▶ ROWS:
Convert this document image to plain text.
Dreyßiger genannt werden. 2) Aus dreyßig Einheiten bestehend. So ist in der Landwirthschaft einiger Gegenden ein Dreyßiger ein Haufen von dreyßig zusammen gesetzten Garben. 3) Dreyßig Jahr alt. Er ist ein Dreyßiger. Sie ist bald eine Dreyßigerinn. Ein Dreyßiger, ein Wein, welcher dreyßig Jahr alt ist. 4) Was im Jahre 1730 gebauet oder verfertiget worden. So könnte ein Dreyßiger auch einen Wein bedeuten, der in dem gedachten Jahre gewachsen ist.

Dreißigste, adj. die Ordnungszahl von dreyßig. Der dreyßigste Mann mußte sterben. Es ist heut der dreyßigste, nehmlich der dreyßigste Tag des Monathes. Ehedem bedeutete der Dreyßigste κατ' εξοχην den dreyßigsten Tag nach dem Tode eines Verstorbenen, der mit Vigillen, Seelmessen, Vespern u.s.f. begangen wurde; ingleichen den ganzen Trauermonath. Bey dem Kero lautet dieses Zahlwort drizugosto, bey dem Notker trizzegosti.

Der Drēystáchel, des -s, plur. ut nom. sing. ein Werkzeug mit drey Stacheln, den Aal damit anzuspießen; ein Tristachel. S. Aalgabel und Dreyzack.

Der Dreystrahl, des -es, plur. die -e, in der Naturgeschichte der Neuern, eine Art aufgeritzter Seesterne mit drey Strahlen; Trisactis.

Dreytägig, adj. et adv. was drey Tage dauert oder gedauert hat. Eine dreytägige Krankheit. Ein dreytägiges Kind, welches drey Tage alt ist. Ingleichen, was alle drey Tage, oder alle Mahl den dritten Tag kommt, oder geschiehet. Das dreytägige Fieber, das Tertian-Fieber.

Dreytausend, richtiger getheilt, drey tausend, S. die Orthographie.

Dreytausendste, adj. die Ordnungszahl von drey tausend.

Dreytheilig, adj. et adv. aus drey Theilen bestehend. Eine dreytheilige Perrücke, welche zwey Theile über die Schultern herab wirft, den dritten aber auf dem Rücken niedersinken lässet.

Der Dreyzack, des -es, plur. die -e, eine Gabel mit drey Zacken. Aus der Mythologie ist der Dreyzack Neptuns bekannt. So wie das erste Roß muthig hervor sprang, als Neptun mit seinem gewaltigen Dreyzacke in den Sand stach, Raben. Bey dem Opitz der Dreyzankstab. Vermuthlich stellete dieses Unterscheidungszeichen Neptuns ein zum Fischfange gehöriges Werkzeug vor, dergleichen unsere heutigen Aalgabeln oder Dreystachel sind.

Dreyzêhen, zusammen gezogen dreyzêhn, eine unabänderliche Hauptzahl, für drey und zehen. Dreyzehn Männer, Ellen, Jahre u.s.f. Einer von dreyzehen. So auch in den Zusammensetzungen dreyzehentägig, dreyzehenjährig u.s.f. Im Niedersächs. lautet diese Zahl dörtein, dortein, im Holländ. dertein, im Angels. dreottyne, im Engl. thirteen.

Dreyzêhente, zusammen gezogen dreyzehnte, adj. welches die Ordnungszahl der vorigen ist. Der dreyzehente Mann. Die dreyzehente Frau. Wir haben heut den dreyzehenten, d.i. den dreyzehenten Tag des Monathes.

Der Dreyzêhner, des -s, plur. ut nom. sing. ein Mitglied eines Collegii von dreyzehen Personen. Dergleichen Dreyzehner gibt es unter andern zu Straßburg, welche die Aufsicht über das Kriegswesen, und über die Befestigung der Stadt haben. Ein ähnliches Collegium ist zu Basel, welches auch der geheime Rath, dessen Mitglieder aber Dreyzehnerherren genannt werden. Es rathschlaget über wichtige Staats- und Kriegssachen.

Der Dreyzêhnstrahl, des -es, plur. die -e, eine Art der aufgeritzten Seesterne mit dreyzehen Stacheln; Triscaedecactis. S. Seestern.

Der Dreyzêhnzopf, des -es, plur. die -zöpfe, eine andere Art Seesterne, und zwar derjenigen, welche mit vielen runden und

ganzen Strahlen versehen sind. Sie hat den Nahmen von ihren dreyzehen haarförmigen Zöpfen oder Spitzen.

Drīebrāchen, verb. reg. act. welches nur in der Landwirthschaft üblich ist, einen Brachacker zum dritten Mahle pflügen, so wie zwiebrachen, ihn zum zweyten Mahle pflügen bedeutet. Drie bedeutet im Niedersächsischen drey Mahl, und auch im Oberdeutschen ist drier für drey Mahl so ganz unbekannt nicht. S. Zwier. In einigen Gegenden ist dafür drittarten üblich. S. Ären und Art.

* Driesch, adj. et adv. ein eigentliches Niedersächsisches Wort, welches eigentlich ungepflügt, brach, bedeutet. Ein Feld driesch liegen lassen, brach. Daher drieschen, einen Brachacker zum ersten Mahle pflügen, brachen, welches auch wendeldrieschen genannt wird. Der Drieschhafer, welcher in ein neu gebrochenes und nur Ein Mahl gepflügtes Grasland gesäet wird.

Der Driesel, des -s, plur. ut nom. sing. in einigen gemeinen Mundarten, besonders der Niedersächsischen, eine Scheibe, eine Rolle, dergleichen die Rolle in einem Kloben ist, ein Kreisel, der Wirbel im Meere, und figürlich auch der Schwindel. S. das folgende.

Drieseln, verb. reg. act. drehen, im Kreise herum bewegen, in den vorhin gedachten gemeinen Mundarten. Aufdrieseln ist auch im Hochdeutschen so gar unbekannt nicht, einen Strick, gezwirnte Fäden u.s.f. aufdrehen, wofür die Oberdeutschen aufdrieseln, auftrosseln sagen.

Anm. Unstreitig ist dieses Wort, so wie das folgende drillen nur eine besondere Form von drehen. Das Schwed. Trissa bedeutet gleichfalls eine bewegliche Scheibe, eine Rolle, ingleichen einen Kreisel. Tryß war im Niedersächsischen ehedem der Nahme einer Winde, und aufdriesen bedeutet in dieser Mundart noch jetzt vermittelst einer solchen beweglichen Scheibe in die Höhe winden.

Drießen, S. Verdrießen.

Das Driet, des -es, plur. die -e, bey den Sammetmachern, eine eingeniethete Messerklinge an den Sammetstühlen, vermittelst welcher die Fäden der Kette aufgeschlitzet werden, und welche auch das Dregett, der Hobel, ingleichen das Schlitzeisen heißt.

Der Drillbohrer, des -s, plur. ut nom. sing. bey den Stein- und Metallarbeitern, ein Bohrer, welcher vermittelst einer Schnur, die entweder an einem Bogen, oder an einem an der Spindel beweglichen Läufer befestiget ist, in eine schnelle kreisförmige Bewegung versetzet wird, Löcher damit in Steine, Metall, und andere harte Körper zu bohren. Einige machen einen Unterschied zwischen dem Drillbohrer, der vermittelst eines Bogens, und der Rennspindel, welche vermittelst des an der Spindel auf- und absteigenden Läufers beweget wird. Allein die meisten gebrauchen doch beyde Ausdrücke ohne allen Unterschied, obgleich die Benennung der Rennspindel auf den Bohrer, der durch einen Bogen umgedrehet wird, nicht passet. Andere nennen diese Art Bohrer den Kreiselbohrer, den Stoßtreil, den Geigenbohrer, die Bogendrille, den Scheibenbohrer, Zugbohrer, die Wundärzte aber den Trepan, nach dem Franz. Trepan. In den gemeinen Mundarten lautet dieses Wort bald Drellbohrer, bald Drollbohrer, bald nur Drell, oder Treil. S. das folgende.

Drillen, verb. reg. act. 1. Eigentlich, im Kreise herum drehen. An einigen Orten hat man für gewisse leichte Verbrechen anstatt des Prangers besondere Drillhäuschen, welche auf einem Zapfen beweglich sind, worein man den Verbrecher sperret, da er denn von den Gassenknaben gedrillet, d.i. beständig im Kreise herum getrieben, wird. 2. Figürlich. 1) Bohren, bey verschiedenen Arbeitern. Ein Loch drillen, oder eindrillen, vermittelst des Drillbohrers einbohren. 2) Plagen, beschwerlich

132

▶ PROBLEM STATEMENT:
Copy in full each line that holds the word "Seesterne".

▶ WRITTEN ANSWER:
Der Dreystrahl, des -es, plur. die -e, in der Naturgeschichte der Neuern, eine Art aufgeritzter Seesterne mit drey Strahlen; Trisactis.
Der Dreyzêhnstrahl, des -es, plur. die -e, eine Art der aufgeritzten Seesterne mit dreyzehen Stacheln; Triscaedecactis. S. Seestern.
Der Dreyzêhnzopf, des -es, plur. die -zöpfe, eine andere Art Seesterne, und zwar derjenigen, welche mit vielen runden und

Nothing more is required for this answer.